* **TASK**
Note how many lines hold the string "August" and give that number without any other words.

* **TASK MATERIAL**

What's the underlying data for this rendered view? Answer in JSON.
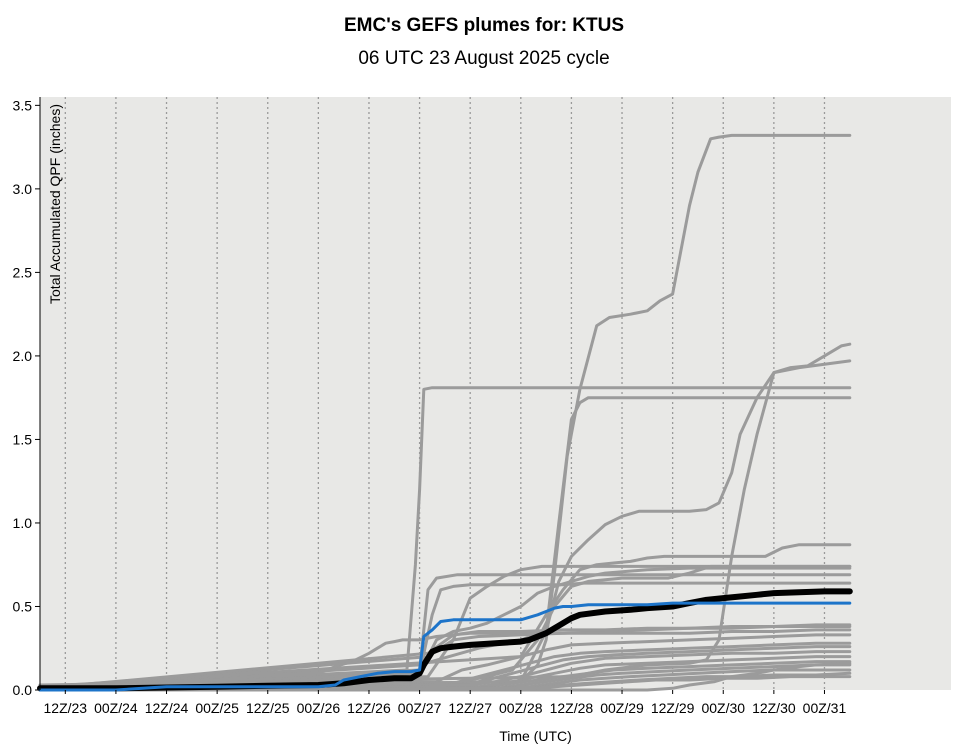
{
  "chart_data": {
    "type": "line",
    "title": "EMC's GEFS plumes for: KTUS",
    "subtitle": "06 UTC 23 August 2025 cycle",
    "xlabel": "Time (UTC)",
    "ylabel": "Total Accumulated QPF (inches)",
    "xlim": [
      6,
      222
    ],
    "ylim": [
      0,
      3.55
    ],
    "x_unit": "hours after 00 UTC 23 August 2025",
    "x_ticks": [
      {
        "value": 12,
        "label": "12Z/23"
      },
      {
        "value": 24,
        "label": "00Z/24"
      },
      {
        "value": 36,
        "label": "12Z/24"
      },
      {
        "value": 48,
        "label": "00Z/25"
      },
      {
        "value": 60,
        "label": "12Z/25"
      },
      {
        "value": 72,
        "label": "00Z/26"
      },
      {
        "value": 84,
        "label": "12Z/26"
      },
      {
        "value": 96,
        "label": "00Z/27"
      },
      {
        "value": 108,
        "label": "12Z/27"
      },
      {
        "value": 120,
        "label": "00Z/28"
      },
      {
        "value": 132,
        "label": "12Z/28"
      },
      {
        "value": 144,
        "label": "00Z/29"
      },
      {
        "value": 156,
        "label": "12Z/29"
      },
      {
        "value": 168,
        "label": "00Z/30"
      },
      {
        "value": 180,
        "label": "12Z/30"
      },
      {
        "value": 192,
        "label": "00Z/31"
      }
    ],
    "y_ticks": [
      {
        "value": 0.0,
        "label": "0.0"
      },
      {
        "value": 0.5,
        "label": "0.5"
      },
      {
        "value": 1.0,
        "label": "1.0"
      },
      {
        "value": 1.5,
        "label": "1.5"
      },
      {
        "value": 2.0,
        "label": "2.0"
      },
      {
        "value": 2.5,
        "label": "2.5"
      },
      {
        "value": 3.0,
        "label": "3.0"
      },
      {
        "value": 3.5,
        "label": "3.5"
      }
    ],
    "grid": true,
    "colors": {
      "plot_bg": "#e8e8e6",
      "grid": "#9a9a9a",
      "member": "#9b9b9b",
      "mean": "#000000",
      "control": "#1d74c9"
    },
    "members": [
      {
        "x": [
          6,
          93,
          95,
          96,
          97,
          99,
          198
        ],
        "y": [
          0.01,
          0.12,
          0.75,
          1.2,
          1.8,
          1.81,
          1.81
        ]
      },
      {
        "x": [
          6,
          120,
          124,
          126,
          128,
          131,
          134,
          138,
          141,
          146,
          150,
          153,
          156,
          160,
          162,
          165,
          167,
          170,
          198
        ],
        "y": [
          0.01,
          0.05,
          0.15,
          0.3,
          0.7,
          1.4,
          1.8,
          2.18,
          2.23,
          2.25,
          2.27,
          2.33,
          2.37,
          2.9,
          3.1,
          3.3,
          3.31,
          3.32,
          3.32
        ]
      },
      {
        "x": [
          6,
          120,
          126,
          129,
          132,
          134,
          136,
          140,
          150,
          160,
          170,
          198
        ],
        "y": [
          0.01,
          0.05,
          0.35,
          1.0,
          1.62,
          1.72,
          1.75,
          1.75,
          1.75,
          1.75,
          1.75,
          1.75
        ]
      },
      {
        "x": [
          6,
          132,
          140,
          150,
          160,
          164,
          167,
          170,
          173,
          176,
          180,
          184,
          188,
          192,
          196,
          198
        ],
        "y": [
          0.03,
          0.08,
          0.12,
          0.15,
          0.16,
          0.18,
          0.3,
          0.8,
          1.2,
          1.53,
          1.9,
          1.93,
          1.94,
          2.0,
          2.06,
          2.07
        ]
      },
      {
        "x": [
          6,
          96,
          110,
          120,
          126,
          129,
          132,
          136,
          140,
          144,
          148,
          154,
          160,
          164,
          167,
          170,
          172,
          176,
          180,
          186,
          198
        ],
        "y": [
          0.01,
          0.15,
          0.25,
          0.3,
          0.35,
          0.65,
          0.8,
          0.9,
          0.99,
          1.04,
          1.07,
          1.07,
          1.07,
          1.08,
          1.12,
          1.3,
          1.53,
          1.75,
          1.9,
          1.93,
          1.97
        ]
      },
      {
        "x": [
          6,
          120,
          126,
          130,
          134,
          138,
          142,
          146,
          150,
          154,
          158,
          162,
          166,
          170,
          174,
          178,
          182,
          186,
          190,
          198
        ],
        "y": [
          0.02,
          0.2,
          0.45,
          0.6,
          0.72,
          0.75,
          0.76,
          0.77,
          0.79,
          0.8,
          0.8,
          0.8,
          0.8,
          0.8,
          0.8,
          0.8,
          0.85,
          0.87,
          0.87,
          0.87
        ]
      },
      {
        "x": [
          6,
          96,
          98,
          100,
          105,
          110,
          120,
          130,
          140,
          150,
          160,
          170,
          180,
          190,
          198
        ],
        "y": [
          0.01,
          0.12,
          0.6,
          0.67,
          0.69,
          0.69,
          0.69,
          0.69,
          0.69,
          0.69,
          0.69,
          0.69,
          0.69,
          0.69,
          0.69
        ]
      },
      {
        "x": [
          6,
          96,
          99,
          101,
          104,
          108,
          118,
          125,
          130,
          135,
          140,
          150,
          160,
          170,
          180,
          190,
          198
        ],
        "y": [
          0.01,
          0.1,
          0.45,
          0.6,
          0.62,
          0.63,
          0.63,
          0.63,
          0.63,
          0.64,
          0.64,
          0.64,
          0.64,
          0.64,
          0.64,
          0.64,
          0.64
        ]
      },
      {
        "x": [
          6,
          96,
          100,
          104,
          108,
          112,
          116,
          120,
          124,
          128,
          132,
          136,
          140,
          150,
          160,
          170,
          180,
          190,
          198
        ],
        "y": [
          0.01,
          0.1,
          0.3,
          0.35,
          0.37,
          0.4,
          0.45,
          0.5,
          0.58,
          0.62,
          0.65,
          0.68,
          0.7,
          0.72,
          0.73,
          0.73,
          0.73,
          0.73,
          0.73
        ]
      },
      {
        "x": [
          6,
          98,
          104,
          108,
          112,
          116,
          120,
          125,
          130,
          140,
          150,
          160,
          170,
          180,
          190,
          198
        ],
        "y": [
          0.01,
          0.08,
          0.3,
          0.55,
          0.62,
          0.68,
          0.72,
          0.74,
          0.74,
          0.74,
          0.74,
          0.74,
          0.74,
          0.74,
          0.74,
          0.74
        ]
      },
      {
        "x": [
          6,
          100,
          106,
          112,
          118,
          124,
          128,
          132,
          136,
          140,
          144,
          150,
          155,
          160,
          165,
          170,
          180,
          190,
          198
        ],
        "y": [
          0.01,
          0.02,
          0.05,
          0.08,
          0.12,
          0.3,
          0.5,
          0.62,
          0.65,
          0.66,
          0.67,
          0.67,
          0.67,
          0.7,
          0.74,
          0.74,
          0.74,
          0.74,
          0.74
        ]
      },
      {
        "x": [
          6,
          33,
          36,
          48,
          60,
          72,
          76,
          80,
          84,
          86,
          88,
          90,
          92,
          96,
          98,
          100,
          104,
          108,
          112,
          120,
          130,
          140,
          150,
          160,
          170,
          180,
          190,
          198
        ],
        "y": [
          0.01,
          0.01,
          0.05,
          0.06,
          0.09,
          0.1,
          0.14,
          0.17,
          0.22,
          0.25,
          0.28,
          0.29,
          0.3,
          0.3,
          0.31,
          0.32,
          0.33,
          0.34,
          0.34,
          0.34,
          0.34,
          0.34,
          0.34,
          0.34,
          0.35,
          0.35,
          0.36,
          0.36
        ]
      },
      {
        "x": [
          6,
          98,
          104,
          110,
          120,
          130,
          140,
          150,
          160,
          170,
          180,
          190,
          198
        ],
        "y": [
          0.01,
          0.2,
          0.3,
          0.32,
          0.33,
          0.34,
          0.35,
          0.36,
          0.37,
          0.38,
          0.38,
          0.39,
          0.39
        ]
      },
      {
        "x": [
          6,
          98,
          104,
          110,
          120,
          130,
          140,
          150,
          160,
          170,
          180,
          190,
          198
        ],
        "y": [
          0.01,
          0.22,
          0.33,
          0.35,
          0.35,
          0.36,
          0.36,
          0.37,
          0.37,
          0.37,
          0.38,
          0.38,
          0.38
        ]
      },
      {
        "x": [
          6,
          100,
          106,
          112,
          120,
          126,
          132,
          140,
          150,
          160,
          170,
          180,
          190,
          198
        ],
        "y": [
          0.01,
          0.05,
          0.12,
          0.15,
          0.2,
          0.24,
          0.27,
          0.28,
          0.29,
          0.3,
          0.31,
          0.32,
          0.33,
          0.33
        ]
      },
      {
        "x": [
          6,
          104,
          110,
          116,
          122,
          128,
          134,
          140,
          150,
          160,
          170,
          180,
          190,
          198
        ],
        "y": [
          0.01,
          0.04,
          0.08,
          0.12,
          0.16,
          0.2,
          0.22,
          0.23,
          0.24,
          0.25,
          0.26,
          0.27,
          0.28,
          0.28
        ]
      },
      {
        "x": [
          6,
          106,
          112,
          118,
          124,
          130,
          136,
          142,
          150,
          160,
          170,
          180,
          190,
          198
        ],
        "y": [
          0.01,
          0.03,
          0.06,
          0.1,
          0.14,
          0.18,
          0.2,
          0.21,
          0.22,
          0.23,
          0.24,
          0.25,
          0.26,
          0.26
        ]
      },
      {
        "x": [
          6,
          108,
          114,
          120,
          126,
          132,
          140,
          150,
          160,
          170,
          180,
          190,
          198
        ],
        "y": [
          0.01,
          0.03,
          0.05,
          0.08,
          0.12,
          0.16,
          0.19,
          0.2,
          0.21,
          0.22,
          0.22,
          0.23,
          0.23
        ]
      },
      {
        "x": [
          6,
          110,
          116,
          122,
          128,
          134,
          140,
          150,
          160,
          170,
          180,
          190,
          198
        ],
        "y": [
          0.01,
          0.02,
          0.04,
          0.07,
          0.1,
          0.13,
          0.15,
          0.16,
          0.17,
          0.18,
          0.19,
          0.2,
          0.2
        ]
      },
      {
        "x": [
          6,
          112,
          118,
          124,
          130,
          136,
          142,
          150,
          160,
          170,
          180,
          190,
          198
        ],
        "y": [
          0.01,
          0.02,
          0.04,
          0.06,
          0.08,
          0.1,
          0.12,
          0.13,
          0.14,
          0.15,
          0.16,
          0.17,
          0.17
        ]
      },
      {
        "x": [
          6,
          114,
          120,
          126,
          132,
          138,
          144,
          152,
          160,
          170,
          180,
          190,
          198
        ],
        "y": [
          0.0,
          0.01,
          0.03,
          0.05,
          0.07,
          0.09,
          0.1,
          0.11,
          0.12,
          0.13,
          0.14,
          0.15,
          0.15
        ]
      },
      {
        "x": [
          6,
          116,
          122,
          128,
          134,
          140,
          146,
          154,
          162,
          170,
          180,
          190,
          198
        ],
        "y": [
          0.0,
          0.01,
          0.02,
          0.04,
          0.06,
          0.07,
          0.08,
          0.09,
          0.1,
          0.11,
          0.12,
          0.12,
          0.12
        ]
      },
      {
        "x": [
          6,
          118,
          124,
          130,
          136,
          142,
          148,
          156,
          164,
          172,
          180,
          190,
          198
        ],
        "y": [
          0.0,
          0.01,
          0.02,
          0.03,
          0.04,
          0.05,
          0.06,
          0.07,
          0.08,
          0.08,
          0.09,
          0.09,
          0.1
        ]
      },
      {
        "x": [
          6,
          150,
          156,
          160,
          166,
          170,
          176,
          180,
          186,
          190,
          198
        ],
        "y": [
          0.0,
          0.0,
          0.01,
          0.03,
          0.05,
          0.08,
          0.1,
          0.12,
          0.14,
          0.15,
          0.16
        ]
      },
      {
        "x": [
          6,
          122,
          128,
          134,
          140,
          146,
          152,
          160,
          168,
          176,
          184,
          192,
          198
        ],
        "y": [
          0.0,
          0.01,
          0.02,
          0.03,
          0.04,
          0.05,
          0.06,
          0.06,
          0.07,
          0.07,
          0.08,
          0.08,
          0.08
        ]
      }
    ],
    "mean": {
      "x": [
        6,
        24,
        36,
        48,
        60,
        72,
        78,
        84,
        90,
        94,
        96,
        97,
        99,
        101,
        104,
        108,
        114,
        120,
        122,
        126,
        130,
        132,
        134,
        140,
        146,
        150,
        156,
        160,
        164,
        168,
        172,
        176,
        180,
        186,
        192,
        198
      ],
      "y": [
        0.01,
        0.01,
        0.015,
        0.02,
        0.025,
        0.03,
        0.04,
        0.06,
        0.07,
        0.07,
        0.1,
        0.15,
        0.23,
        0.25,
        0.26,
        0.27,
        0.28,
        0.29,
        0.3,
        0.34,
        0.4,
        0.43,
        0.45,
        0.47,
        0.48,
        0.49,
        0.5,
        0.52,
        0.54,
        0.55,
        0.56,
        0.57,
        0.58,
        0.585,
        0.59,
        0.59
      ]
    },
    "control": {
      "x": [
        6,
        24,
        36,
        48,
        60,
        72,
        76,
        78,
        82,
        86,
        90,
        94,
        96,
        97,
        99,
        101,
        104,
        108,
        114,
        120,
        124,
        126,
        128,
        130,
        132,
        136,
        140,
        144,
        150,
        156,
        160,
        164,
        168,
        174,
        180,
        186,
        192,
        198
      ],
      "y": [
        0.0,
        0.0,
        0.02,
        0.02,
        0.02,
        0.02,
        0.03,
        0.06,
        0.08,
        0.1,
        0.11,
        0.11,
        0.12,
        0.32,
        0.36,
        0.41,
        0.42,
        0.42,
        0.42,
        0.42,
        0.45,
        0.47,
        0.49,
        0.5,
        0.5,
        0.51,
        0.51,
        0.51,
        0.51,
        0.52,
        0.52,
        0.52,
        0.52,
        0.52,
        0.52,
        0.52,
        0.52,
        0.52
      ]
    }
  }
}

* **COMPLETED EXERCISE**
2